Work to be completed: Filter by the string "header": return the lines of the material that contain it.
#####
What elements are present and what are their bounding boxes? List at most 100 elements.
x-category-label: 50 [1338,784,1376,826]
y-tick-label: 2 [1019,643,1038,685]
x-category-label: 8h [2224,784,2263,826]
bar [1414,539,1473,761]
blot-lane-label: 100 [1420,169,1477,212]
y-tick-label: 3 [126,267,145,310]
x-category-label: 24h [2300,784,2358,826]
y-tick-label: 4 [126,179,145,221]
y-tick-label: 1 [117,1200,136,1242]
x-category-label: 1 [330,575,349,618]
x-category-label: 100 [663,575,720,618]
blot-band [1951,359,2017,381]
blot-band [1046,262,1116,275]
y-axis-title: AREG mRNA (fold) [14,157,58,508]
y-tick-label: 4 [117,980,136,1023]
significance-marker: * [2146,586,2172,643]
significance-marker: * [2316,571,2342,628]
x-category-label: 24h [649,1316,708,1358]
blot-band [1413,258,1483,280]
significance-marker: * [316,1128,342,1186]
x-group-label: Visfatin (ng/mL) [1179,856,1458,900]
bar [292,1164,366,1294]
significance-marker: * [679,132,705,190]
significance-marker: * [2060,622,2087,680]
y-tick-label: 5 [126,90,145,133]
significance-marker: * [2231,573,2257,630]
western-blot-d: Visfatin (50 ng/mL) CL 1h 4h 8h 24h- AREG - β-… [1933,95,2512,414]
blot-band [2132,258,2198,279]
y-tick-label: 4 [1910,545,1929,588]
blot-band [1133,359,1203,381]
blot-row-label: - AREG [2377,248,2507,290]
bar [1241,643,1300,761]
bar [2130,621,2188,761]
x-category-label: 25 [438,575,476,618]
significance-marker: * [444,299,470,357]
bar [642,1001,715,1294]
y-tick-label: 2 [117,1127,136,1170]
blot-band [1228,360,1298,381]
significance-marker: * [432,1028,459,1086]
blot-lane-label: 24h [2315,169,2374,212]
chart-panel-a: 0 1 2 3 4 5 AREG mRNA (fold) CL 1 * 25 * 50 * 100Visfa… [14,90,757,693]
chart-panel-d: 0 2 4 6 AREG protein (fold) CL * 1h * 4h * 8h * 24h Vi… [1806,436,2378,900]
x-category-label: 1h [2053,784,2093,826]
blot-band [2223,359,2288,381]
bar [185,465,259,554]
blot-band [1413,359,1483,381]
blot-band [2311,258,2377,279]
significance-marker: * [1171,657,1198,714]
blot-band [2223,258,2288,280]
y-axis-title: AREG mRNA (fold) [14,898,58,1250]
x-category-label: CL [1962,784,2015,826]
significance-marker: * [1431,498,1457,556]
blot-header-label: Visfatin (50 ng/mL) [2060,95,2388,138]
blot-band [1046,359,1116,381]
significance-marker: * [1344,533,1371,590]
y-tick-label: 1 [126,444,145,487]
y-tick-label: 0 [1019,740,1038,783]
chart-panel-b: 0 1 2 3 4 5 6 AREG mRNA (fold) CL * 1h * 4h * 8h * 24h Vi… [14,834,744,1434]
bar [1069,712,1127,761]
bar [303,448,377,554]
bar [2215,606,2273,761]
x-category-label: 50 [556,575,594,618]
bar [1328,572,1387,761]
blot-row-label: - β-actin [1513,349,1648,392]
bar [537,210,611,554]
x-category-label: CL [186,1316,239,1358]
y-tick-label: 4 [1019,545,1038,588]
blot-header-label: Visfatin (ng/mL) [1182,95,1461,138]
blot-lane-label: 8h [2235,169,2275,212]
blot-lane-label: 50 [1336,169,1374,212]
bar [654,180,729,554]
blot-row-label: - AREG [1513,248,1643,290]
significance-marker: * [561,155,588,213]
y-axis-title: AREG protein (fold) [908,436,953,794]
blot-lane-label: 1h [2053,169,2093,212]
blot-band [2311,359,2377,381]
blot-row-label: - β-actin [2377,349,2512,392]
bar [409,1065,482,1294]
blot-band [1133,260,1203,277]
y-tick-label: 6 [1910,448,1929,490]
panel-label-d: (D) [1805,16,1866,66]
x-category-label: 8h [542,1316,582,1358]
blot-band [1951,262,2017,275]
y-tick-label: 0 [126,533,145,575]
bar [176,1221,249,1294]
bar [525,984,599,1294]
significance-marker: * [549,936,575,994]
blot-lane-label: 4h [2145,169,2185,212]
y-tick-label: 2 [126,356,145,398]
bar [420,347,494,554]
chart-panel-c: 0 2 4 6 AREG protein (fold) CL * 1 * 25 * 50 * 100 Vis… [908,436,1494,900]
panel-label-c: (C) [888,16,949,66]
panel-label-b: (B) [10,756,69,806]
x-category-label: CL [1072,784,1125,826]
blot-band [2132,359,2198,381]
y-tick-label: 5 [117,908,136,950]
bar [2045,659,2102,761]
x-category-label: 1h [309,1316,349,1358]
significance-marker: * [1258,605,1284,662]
#####
Answer space:
blot-header-label: Visfatin (50 ng/mL) [2060,95,2388,138]
blot-header-label: Visfatin (ng/mL) [1182,95,1461,138]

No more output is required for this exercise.